Collection entries
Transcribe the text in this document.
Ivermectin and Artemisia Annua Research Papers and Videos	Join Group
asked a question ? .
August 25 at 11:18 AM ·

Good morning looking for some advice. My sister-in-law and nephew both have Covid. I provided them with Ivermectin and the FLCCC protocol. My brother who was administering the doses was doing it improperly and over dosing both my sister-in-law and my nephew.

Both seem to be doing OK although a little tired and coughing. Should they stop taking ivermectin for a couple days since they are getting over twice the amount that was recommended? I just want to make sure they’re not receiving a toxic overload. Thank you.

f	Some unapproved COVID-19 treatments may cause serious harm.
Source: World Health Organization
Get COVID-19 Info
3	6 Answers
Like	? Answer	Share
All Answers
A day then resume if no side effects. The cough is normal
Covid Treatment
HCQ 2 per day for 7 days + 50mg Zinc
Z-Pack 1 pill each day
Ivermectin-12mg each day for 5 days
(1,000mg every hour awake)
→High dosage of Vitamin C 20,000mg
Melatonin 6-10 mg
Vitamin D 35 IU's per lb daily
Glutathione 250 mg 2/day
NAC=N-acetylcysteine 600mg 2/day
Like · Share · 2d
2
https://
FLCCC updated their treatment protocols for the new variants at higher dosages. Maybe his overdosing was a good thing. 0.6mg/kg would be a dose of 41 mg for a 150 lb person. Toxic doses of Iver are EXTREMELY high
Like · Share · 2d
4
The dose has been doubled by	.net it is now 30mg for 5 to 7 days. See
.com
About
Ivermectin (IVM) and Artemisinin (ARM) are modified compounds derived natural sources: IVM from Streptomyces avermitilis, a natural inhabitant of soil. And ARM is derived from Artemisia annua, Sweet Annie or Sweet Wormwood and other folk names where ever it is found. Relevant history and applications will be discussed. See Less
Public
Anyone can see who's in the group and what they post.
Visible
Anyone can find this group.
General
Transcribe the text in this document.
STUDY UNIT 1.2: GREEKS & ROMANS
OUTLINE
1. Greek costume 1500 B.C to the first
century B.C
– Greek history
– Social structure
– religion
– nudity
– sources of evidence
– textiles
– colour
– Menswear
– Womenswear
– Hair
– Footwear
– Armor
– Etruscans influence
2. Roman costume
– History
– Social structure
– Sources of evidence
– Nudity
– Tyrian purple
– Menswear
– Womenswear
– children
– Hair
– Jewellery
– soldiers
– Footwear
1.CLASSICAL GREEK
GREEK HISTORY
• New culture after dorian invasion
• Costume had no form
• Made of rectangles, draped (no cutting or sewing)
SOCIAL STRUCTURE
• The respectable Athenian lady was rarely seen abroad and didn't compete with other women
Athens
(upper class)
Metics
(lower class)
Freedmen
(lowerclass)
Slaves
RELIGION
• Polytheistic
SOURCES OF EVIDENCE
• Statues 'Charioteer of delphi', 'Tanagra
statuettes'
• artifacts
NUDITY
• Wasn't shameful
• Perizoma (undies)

WHAT THE TASK ASKS: Identify and copy the lines holding the word "they".

RESULT OF THE TASK:
Both seem to be doing OK although a little tired and coughing. Should they stop taking ivermectin for a couple days since they are getting over twice the amount that was recommended? I just want to make sure they’re not receiving a toxic overload. Thank you.
Anyone can see who's in the group and what they post.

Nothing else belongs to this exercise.